(Saved entries)
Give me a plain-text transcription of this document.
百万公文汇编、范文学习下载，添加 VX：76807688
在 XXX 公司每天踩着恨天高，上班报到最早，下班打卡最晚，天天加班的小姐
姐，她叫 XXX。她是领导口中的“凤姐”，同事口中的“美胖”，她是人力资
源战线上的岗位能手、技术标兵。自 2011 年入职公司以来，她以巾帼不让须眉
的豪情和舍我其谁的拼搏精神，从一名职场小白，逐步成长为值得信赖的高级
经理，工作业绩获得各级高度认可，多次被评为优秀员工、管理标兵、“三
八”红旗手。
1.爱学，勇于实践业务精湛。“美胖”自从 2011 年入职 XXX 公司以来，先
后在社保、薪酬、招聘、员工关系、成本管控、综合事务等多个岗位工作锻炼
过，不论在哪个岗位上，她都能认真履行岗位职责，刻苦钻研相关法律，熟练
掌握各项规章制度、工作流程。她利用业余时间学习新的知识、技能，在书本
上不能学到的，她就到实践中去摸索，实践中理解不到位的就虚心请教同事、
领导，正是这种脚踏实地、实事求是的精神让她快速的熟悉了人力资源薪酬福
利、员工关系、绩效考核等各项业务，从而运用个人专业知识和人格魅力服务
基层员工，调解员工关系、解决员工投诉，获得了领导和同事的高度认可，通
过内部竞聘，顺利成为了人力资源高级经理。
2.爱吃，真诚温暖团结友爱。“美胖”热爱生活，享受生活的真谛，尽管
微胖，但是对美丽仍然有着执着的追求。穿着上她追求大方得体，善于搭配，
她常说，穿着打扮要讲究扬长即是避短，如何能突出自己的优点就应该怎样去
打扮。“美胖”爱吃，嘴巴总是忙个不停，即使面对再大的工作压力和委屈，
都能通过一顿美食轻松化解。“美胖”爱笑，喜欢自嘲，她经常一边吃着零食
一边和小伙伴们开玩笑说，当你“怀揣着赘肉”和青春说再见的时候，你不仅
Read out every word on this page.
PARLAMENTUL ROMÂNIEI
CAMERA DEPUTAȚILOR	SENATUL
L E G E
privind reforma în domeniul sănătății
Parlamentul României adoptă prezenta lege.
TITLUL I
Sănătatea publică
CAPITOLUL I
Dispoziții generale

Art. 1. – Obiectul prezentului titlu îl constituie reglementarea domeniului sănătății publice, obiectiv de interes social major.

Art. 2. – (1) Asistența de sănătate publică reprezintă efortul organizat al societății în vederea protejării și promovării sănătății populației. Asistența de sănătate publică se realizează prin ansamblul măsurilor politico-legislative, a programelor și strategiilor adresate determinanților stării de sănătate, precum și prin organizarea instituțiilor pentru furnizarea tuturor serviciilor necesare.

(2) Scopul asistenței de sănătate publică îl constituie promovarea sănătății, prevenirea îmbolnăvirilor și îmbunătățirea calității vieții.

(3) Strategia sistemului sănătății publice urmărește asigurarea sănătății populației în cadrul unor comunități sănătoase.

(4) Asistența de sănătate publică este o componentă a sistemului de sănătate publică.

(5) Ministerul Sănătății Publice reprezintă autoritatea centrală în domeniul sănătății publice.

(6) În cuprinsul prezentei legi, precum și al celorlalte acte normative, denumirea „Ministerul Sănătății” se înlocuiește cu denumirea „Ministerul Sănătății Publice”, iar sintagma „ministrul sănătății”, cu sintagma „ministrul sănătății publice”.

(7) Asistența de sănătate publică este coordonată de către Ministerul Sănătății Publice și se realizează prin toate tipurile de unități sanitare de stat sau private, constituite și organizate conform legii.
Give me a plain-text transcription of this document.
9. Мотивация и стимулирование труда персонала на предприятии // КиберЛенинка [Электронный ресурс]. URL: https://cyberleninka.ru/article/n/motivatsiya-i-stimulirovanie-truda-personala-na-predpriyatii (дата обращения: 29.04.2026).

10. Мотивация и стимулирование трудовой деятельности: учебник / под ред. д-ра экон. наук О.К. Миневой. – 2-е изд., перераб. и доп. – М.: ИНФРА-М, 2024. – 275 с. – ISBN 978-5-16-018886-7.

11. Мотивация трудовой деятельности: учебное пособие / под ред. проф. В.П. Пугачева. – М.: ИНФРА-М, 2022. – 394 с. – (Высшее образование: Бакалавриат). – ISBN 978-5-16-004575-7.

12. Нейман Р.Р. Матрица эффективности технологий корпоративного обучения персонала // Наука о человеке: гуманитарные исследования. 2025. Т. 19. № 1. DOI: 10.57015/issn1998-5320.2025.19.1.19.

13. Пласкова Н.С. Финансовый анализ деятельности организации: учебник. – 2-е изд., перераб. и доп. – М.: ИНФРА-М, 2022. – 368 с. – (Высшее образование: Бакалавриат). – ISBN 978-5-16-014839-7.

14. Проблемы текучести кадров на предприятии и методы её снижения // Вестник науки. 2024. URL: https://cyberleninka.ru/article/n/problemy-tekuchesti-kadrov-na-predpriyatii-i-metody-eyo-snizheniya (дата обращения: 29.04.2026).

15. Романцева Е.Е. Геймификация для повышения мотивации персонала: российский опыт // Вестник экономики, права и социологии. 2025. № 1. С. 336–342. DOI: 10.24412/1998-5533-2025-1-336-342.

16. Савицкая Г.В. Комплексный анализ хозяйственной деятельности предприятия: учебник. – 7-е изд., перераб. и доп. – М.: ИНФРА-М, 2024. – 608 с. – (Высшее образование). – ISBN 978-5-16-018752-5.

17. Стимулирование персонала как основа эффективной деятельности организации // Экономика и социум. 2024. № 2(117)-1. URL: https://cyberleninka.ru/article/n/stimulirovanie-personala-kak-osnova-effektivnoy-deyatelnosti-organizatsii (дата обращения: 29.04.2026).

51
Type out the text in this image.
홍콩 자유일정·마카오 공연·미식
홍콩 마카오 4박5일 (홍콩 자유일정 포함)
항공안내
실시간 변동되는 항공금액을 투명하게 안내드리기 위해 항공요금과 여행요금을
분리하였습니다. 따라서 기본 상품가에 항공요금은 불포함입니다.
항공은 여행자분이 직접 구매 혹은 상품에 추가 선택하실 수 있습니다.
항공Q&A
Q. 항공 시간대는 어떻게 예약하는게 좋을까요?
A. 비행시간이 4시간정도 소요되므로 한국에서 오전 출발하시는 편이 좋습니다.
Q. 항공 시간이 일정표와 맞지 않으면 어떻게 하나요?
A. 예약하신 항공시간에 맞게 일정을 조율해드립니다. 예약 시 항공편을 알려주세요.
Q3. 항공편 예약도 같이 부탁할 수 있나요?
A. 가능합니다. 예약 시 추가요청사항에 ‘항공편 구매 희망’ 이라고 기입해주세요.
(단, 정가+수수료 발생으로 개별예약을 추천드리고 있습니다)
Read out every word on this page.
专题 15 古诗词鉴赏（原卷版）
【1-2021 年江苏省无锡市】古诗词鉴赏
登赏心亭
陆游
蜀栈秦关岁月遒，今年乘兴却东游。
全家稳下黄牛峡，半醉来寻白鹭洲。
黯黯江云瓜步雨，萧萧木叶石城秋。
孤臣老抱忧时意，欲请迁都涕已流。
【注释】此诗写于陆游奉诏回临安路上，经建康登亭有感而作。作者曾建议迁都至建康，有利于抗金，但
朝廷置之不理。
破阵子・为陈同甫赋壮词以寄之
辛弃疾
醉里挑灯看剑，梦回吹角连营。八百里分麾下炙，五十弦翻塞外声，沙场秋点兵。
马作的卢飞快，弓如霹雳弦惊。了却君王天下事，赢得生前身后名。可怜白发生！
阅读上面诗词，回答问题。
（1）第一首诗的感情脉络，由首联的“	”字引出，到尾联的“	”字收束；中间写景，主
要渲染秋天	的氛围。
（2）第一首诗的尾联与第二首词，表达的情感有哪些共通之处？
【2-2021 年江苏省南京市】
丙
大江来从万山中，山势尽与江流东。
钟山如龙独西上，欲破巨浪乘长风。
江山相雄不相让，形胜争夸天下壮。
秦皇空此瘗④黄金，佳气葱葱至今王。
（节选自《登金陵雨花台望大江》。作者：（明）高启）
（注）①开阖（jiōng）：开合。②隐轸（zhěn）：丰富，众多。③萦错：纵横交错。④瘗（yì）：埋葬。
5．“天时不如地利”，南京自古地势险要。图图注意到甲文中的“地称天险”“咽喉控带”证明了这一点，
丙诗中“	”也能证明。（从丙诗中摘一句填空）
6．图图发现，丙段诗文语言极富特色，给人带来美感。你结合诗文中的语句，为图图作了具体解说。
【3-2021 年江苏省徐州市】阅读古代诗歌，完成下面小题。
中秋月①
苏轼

_GOAL_: Tally up the lines holding the string "Бакалавриат" in this listing, and report the total alone.

_RESPONSE TO THIS EXERCISE_: 2